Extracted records
________________________
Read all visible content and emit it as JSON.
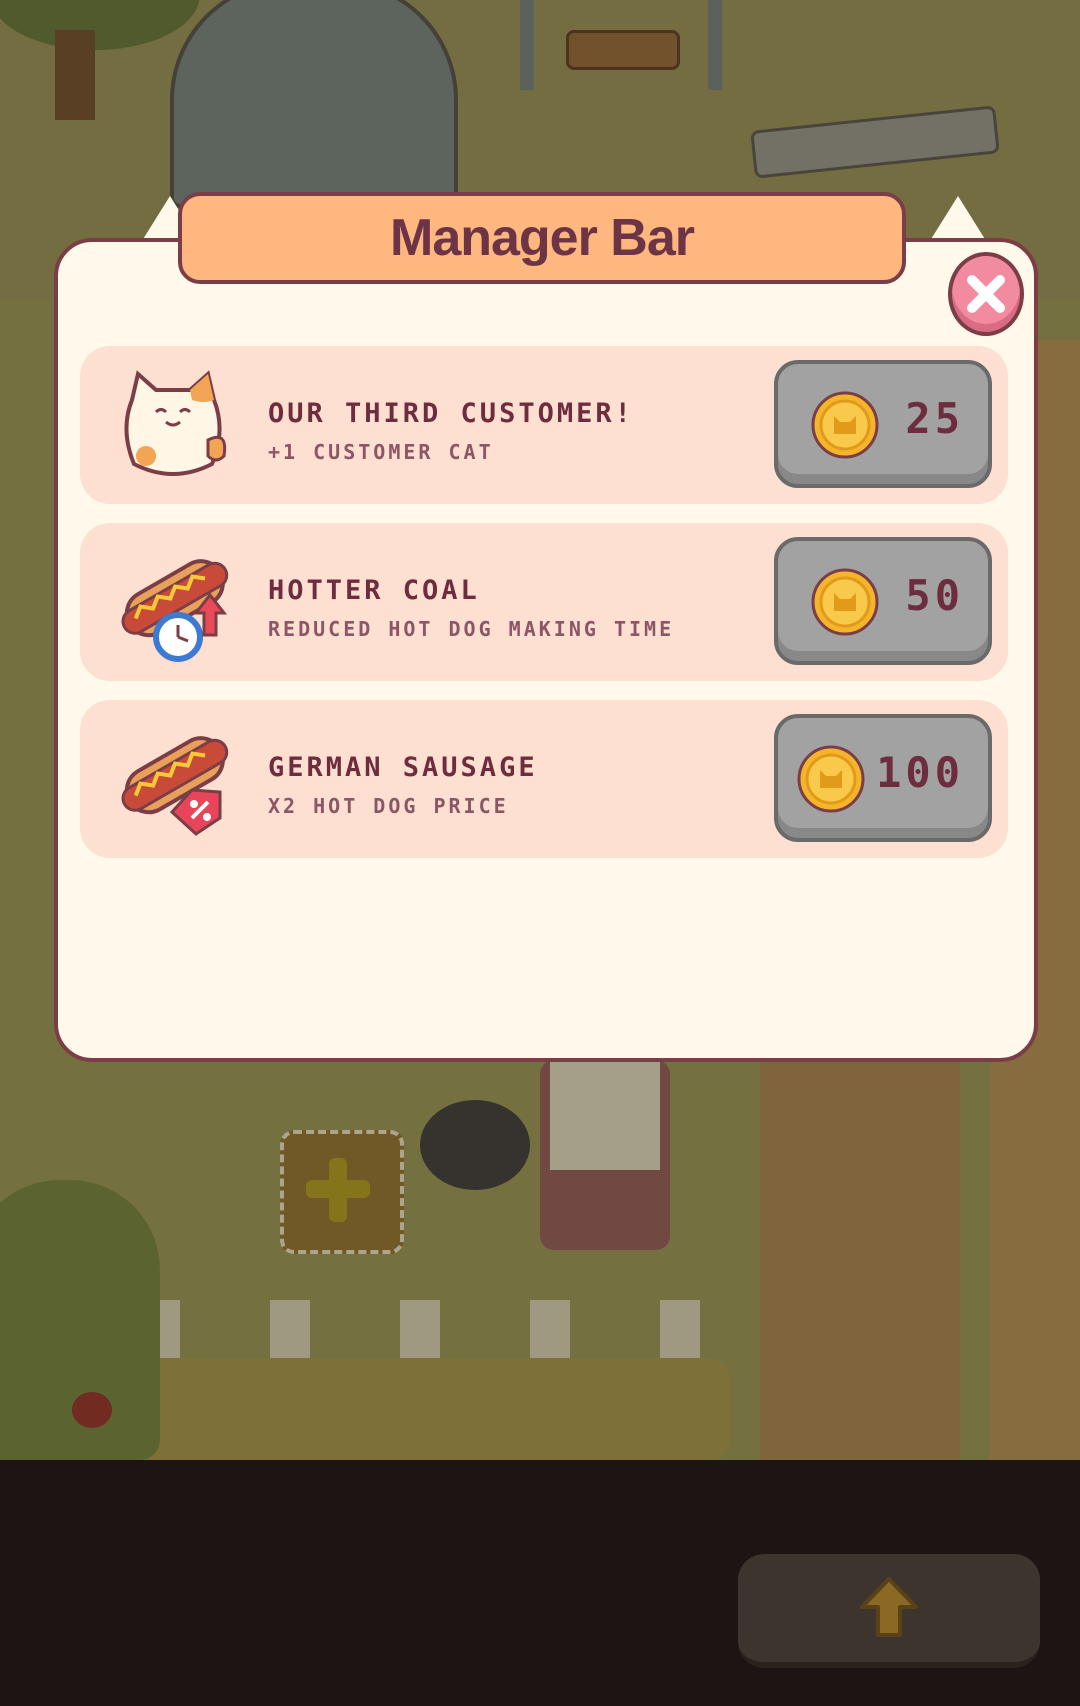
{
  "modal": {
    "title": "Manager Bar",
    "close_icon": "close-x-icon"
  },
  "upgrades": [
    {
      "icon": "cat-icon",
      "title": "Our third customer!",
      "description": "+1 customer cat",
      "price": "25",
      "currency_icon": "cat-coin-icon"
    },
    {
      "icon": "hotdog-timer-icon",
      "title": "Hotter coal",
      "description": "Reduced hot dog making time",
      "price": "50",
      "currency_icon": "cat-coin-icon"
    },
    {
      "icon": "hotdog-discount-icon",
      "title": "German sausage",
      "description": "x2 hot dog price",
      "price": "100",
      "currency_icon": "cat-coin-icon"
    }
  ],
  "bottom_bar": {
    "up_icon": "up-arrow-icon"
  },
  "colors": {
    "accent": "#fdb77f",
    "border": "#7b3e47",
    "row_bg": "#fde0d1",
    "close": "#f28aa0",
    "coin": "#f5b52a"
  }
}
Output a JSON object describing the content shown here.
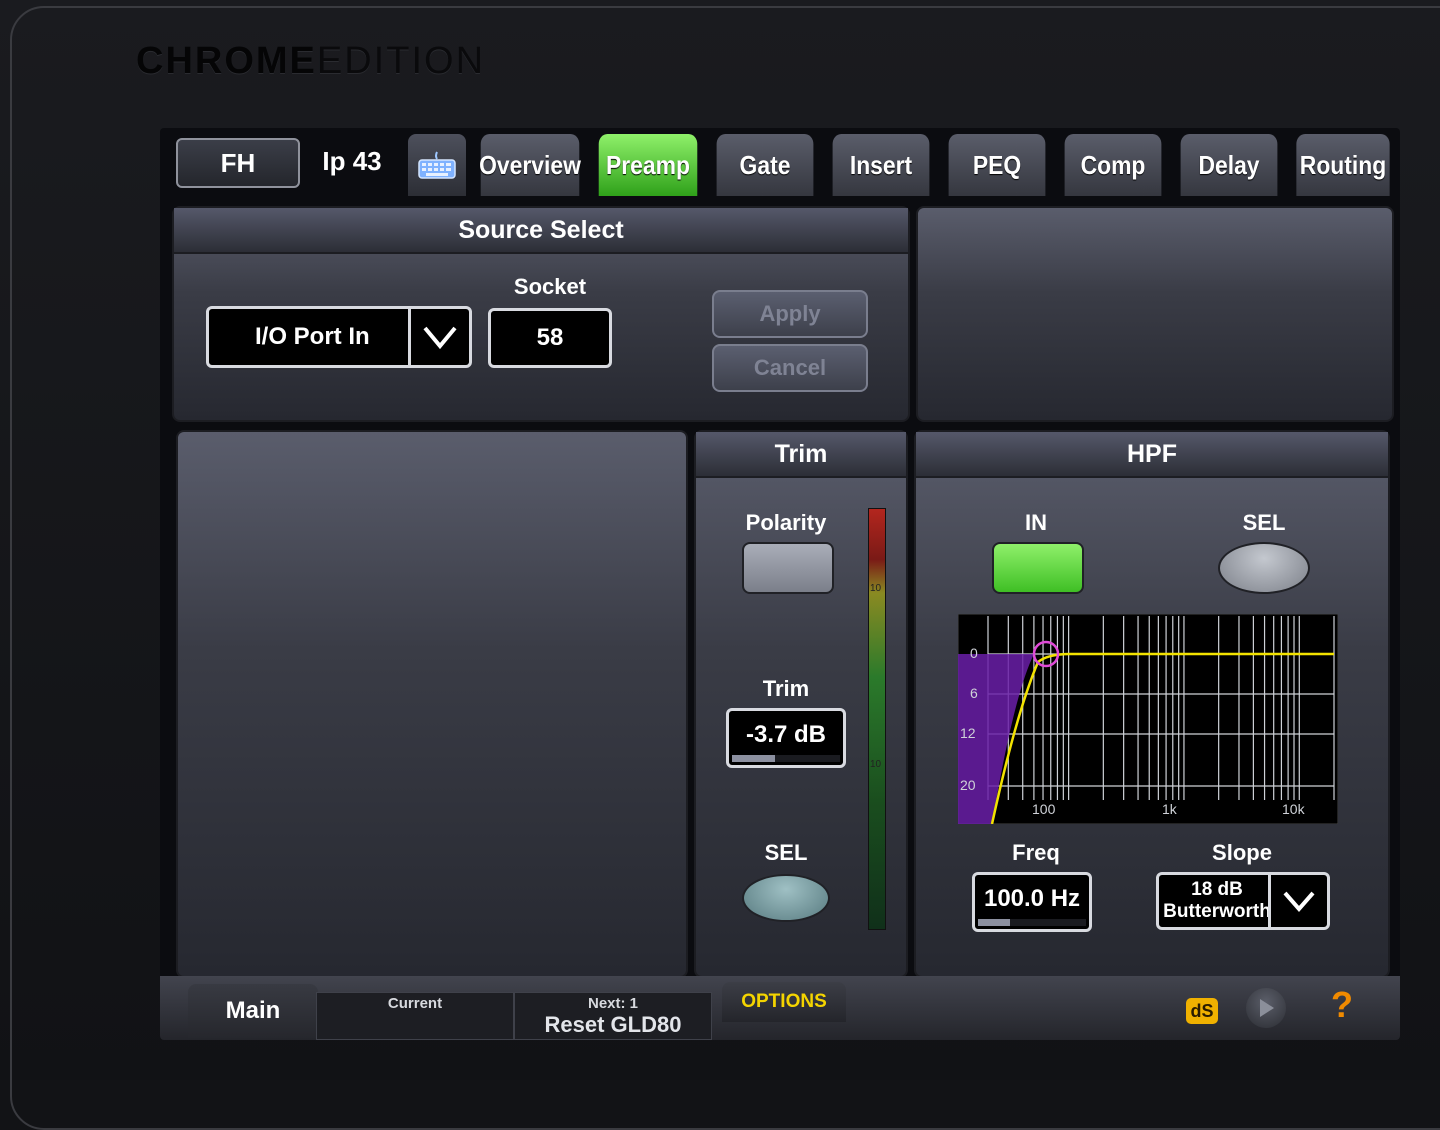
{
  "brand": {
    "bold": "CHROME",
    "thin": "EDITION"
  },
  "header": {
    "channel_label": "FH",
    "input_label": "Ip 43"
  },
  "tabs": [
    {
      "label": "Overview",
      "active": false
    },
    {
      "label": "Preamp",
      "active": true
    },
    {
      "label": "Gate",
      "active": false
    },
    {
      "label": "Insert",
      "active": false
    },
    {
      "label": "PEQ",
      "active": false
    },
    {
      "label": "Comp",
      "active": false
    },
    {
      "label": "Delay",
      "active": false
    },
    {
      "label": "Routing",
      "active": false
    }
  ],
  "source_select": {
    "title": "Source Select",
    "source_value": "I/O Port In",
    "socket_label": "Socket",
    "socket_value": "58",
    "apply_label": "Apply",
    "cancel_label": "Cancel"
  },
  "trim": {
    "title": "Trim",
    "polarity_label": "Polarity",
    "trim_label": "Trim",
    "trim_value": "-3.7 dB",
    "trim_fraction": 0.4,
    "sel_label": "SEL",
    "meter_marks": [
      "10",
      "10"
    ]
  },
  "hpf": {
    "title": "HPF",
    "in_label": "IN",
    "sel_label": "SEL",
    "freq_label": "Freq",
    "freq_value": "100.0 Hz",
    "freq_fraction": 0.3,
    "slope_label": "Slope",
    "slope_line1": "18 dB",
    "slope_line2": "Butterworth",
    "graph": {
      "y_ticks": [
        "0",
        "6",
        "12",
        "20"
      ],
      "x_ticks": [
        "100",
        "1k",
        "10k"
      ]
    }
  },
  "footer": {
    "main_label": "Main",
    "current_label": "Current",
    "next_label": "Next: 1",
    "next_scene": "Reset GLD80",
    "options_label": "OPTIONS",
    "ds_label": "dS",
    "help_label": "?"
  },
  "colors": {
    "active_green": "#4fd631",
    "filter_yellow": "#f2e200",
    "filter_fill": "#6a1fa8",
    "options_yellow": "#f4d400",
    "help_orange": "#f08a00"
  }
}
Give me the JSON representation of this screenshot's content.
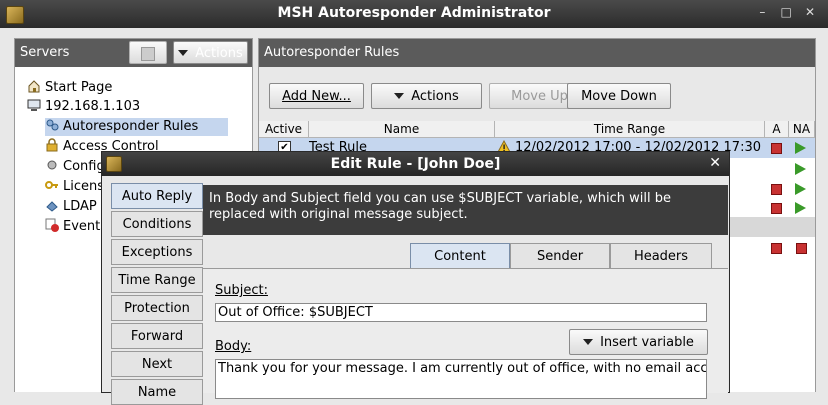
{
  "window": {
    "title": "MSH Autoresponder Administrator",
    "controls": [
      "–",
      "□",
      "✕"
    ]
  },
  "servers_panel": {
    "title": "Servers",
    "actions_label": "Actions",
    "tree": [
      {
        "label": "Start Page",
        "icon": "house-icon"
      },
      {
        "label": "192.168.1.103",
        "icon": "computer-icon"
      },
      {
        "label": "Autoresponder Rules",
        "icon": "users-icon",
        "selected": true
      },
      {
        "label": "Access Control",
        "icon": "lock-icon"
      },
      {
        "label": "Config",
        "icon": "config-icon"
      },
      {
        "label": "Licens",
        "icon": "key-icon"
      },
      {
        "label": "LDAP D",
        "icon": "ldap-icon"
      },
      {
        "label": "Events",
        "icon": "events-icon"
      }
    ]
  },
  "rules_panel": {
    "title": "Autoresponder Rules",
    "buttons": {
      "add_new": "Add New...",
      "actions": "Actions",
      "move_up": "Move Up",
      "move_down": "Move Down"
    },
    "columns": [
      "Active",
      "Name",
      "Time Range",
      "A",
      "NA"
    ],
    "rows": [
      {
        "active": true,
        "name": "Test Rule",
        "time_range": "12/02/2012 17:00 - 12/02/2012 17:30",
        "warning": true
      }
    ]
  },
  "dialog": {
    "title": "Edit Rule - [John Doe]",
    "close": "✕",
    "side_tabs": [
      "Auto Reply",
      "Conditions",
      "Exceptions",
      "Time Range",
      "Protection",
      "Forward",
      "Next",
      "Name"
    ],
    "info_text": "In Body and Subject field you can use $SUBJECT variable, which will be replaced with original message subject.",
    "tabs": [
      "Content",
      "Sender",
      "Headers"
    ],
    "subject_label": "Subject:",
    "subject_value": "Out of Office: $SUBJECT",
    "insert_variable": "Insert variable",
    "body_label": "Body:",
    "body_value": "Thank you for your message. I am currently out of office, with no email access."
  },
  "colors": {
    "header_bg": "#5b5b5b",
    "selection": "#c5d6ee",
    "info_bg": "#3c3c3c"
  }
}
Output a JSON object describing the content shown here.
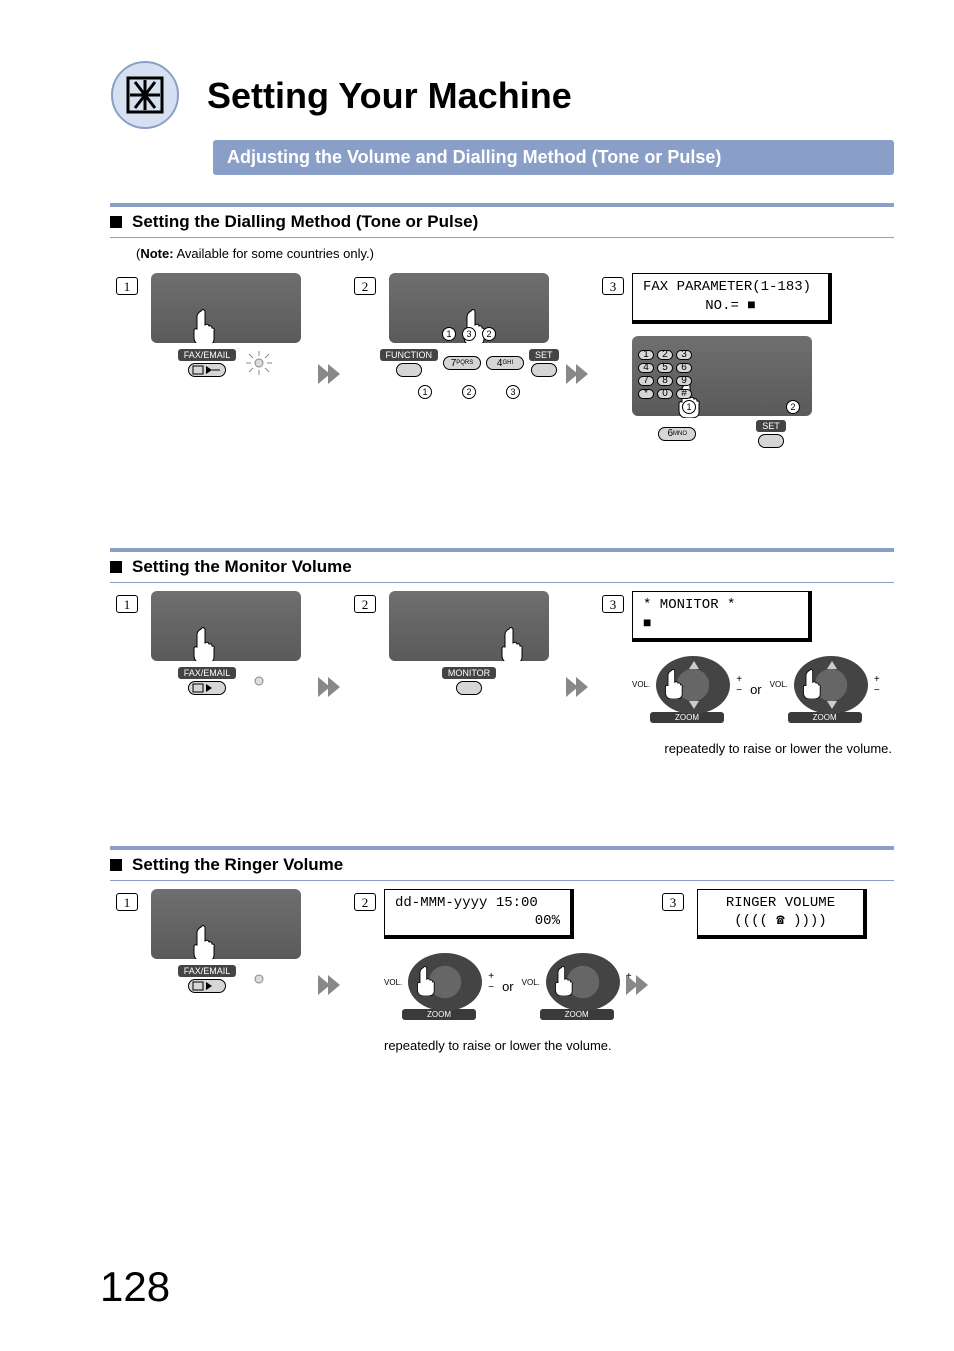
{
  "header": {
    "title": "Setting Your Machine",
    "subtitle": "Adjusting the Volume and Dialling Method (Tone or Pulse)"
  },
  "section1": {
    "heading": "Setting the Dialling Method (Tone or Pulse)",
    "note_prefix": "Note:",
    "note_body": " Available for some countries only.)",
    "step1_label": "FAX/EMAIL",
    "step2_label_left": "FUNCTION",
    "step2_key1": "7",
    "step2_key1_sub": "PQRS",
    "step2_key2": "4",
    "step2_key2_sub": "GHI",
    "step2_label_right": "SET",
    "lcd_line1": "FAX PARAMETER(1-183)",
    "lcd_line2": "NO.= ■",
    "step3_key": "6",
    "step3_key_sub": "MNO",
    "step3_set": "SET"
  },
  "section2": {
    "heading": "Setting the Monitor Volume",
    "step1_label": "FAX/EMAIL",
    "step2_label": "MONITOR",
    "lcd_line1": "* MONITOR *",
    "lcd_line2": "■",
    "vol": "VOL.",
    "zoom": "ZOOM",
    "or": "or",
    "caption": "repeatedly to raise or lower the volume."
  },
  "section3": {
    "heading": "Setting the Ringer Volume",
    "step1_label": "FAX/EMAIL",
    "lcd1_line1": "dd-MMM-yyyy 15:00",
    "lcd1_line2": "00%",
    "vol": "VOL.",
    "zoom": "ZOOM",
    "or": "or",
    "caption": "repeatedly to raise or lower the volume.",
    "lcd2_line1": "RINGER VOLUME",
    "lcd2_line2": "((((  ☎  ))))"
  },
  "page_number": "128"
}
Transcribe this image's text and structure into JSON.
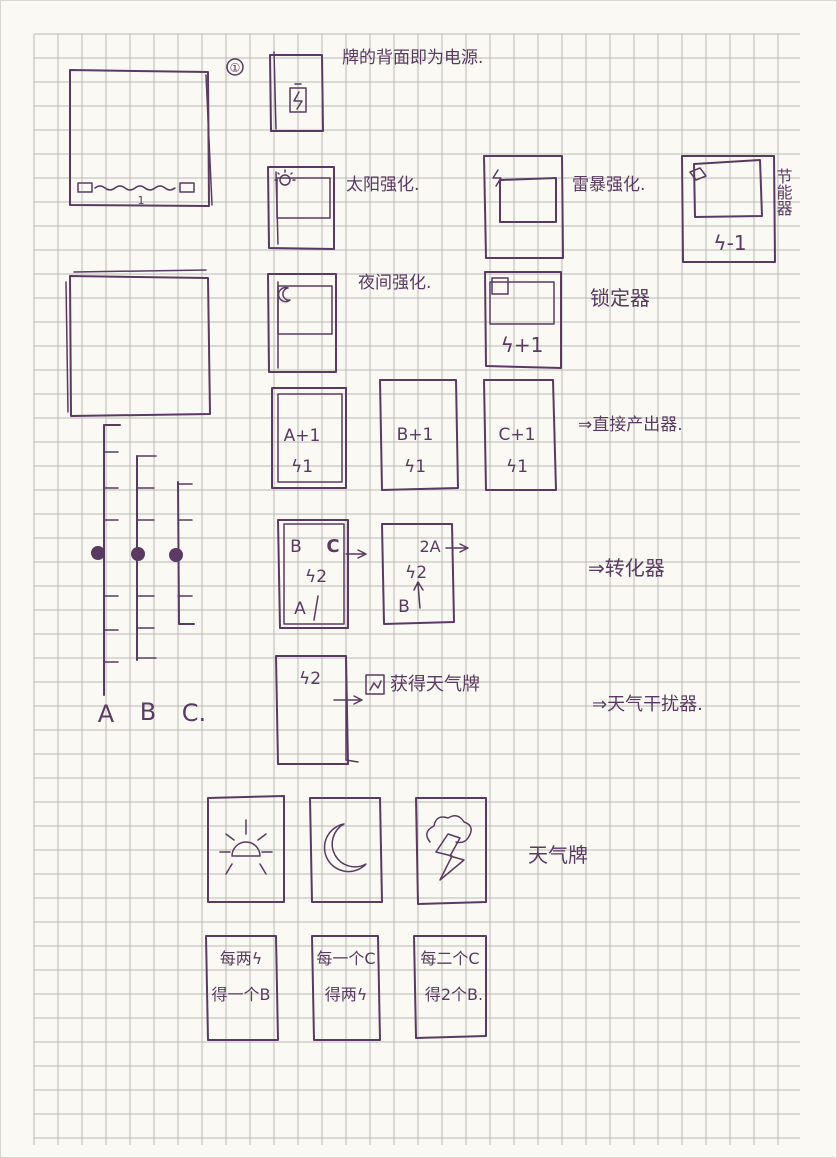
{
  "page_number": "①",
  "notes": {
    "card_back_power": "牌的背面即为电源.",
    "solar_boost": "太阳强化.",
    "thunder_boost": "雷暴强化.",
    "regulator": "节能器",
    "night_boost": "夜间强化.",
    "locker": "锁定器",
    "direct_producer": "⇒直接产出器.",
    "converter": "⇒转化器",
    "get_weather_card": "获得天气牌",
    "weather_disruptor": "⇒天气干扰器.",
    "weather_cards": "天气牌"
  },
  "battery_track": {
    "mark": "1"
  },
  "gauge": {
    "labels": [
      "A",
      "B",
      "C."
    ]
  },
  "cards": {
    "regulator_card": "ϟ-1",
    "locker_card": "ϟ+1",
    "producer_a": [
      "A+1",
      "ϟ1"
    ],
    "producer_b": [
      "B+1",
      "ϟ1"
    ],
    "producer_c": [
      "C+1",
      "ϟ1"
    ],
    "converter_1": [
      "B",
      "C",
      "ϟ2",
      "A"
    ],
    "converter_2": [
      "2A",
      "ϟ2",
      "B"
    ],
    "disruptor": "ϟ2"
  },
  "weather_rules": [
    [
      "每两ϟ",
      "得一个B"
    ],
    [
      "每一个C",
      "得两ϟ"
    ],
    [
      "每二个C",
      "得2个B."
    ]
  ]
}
________________________
◆ EXERCISE GOAL: Collect every line from the records above that contains the word "Tone".

◆ OUTPUT FOR THIS EXERCISE:
    "subtitle": "Adjusting the Volume and Dialling Method (Tone or Pulse)"
    "heading": "Setting the Dialling Method (Tone or Pulse)",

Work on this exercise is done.